Report the number of lines in the entries below that include the word "Triangle", and nothing else.

* **The records**
-- start --

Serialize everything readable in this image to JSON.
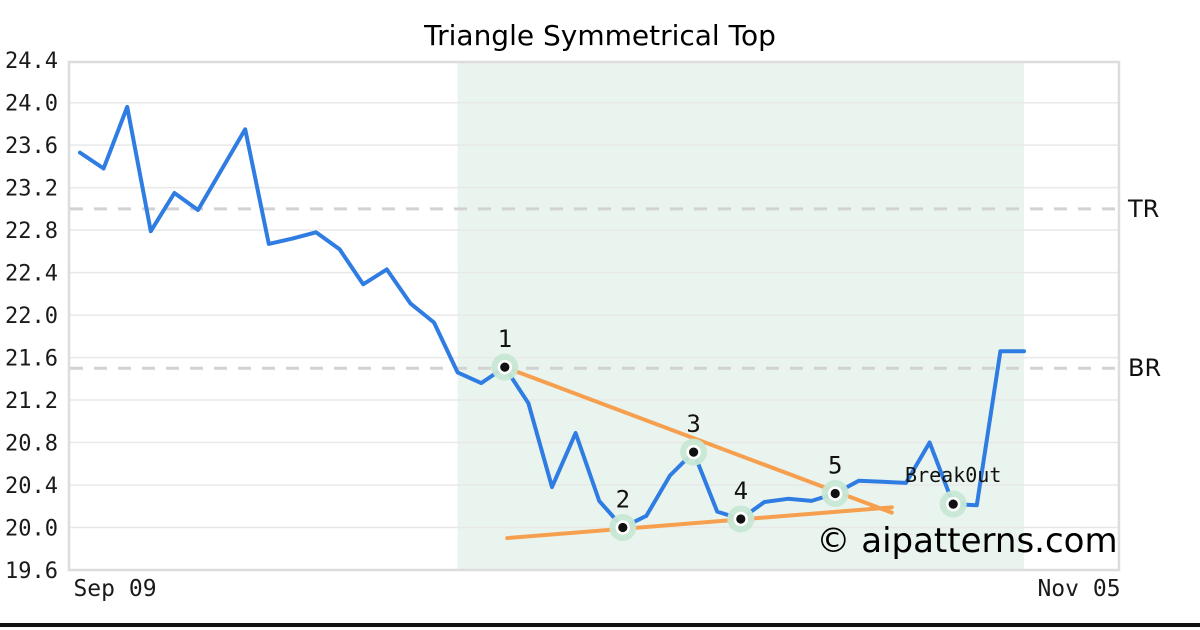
{
  "title": "Triangle Symmetrical Top",
  "watermark": "© aipatterns.com",
  "levels": {
    "top_resistance": {
      "label": "TR",
      "value": 23.0
    },
    "bottom_resistance": {
      "label": "BR",
      "value": 21.5
    }
  },
  "x_axis": {
    "ticks": [
      {
        "label": "Sep 09"
      },
      {
        "label": "Nov 05"
      }
    ]
  },
  "y_axis": {
    "min": 19.6,
    "max": 24.4,
    "step": 0.4,
    "tick_labels": [
      "24.4",
      "24.0",
      "23.6",
      "23.2",
      "22.8",
      "22.4",
      "22.0",
      "21.6",
      "21.2",
      "20.8",
      "20.4",
      "20.0",
      "19.6"
    ]
  },
  "chart_data": {
    "type": "line",
    "title": "Triangle Symmetrical Top",
    "ylim": [
      19.6,
      24.4
    ],
    "grid": "horizontal",
    "values": [
      23.53,
      23.38,
      23.96,
      22.79,
      23.15,
      22.99,
      23.37,
      23.75,
      22.67,
      22.72,
      22.78,
      22.62,
      22.29,
      22.43,
      22.11,
      21.93,
      21.46,
      21.36,
      21.51,
      21.17,
      20.38,
      20.89,
      20.25,
      20.0,
      20.11,
      20.49,
      20.71,
      20.15,
      20.08,
      20.24,
      20.27,
      20.25,
      20.32,
      20.44,
      20.43,
      20.42,
      20.8,
      20.22,
      20.21,
      21.66,
      21.66
    ],
    "pattern_points": [
      {
        "label": "1",
        "index": 18,
        "value": 21.51
      },
      {
        "label": "2",
        "index": 23,
        "value": 20.0
      },
      {
        "label": "3",
        "index": 26,
        "value": 20.71
      },
      {
        "label": "4",
        "index": 28,
        "value": 20.08
      },
      {
        "label": "5",
        "index": 32,
        "value": 20.32
      },
      {
        "label": "Break0ut",
        "index": 37,
        "value": 20.22
      }
    ],
    "trendlines": {
      "upper": {
        "i1": 18.0,
        "v1": 21.51,
        "i2": 34.4,
        "v2": 20.14
      },
      "lower": {
        "i1": 18.1,
        "v1": 19.9,
        "i2": 34.4,
        "v2": 20.19
      }
    },
    "highlight_region": {
      "i1": 16.0,
      "i2": 40.0
    },
    "levels": [
      {
        "label": "TR",
        "value": 23.0
      },
      {
        "label": "BR",
        "value": 21.5
      }
    ]
  },
  "colors": {
    "price_line": "#2f7de2",
    "trendline": "#f6a04f",
    "highlight": "#eaf4ef",
    "marker_halo": "#c8e7d4",
    "marker_dot": "#111111",
    "marker_ring": "#ffffff",
    "level_dash": "#d2d2d2",
    "grid": "#e8e8e8",
    "plot_border": "#dddddd",
    "watermark": "#c8c5f2",
    "bottom_bar": "#111111"
  }
}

-- end --

* **Response**
2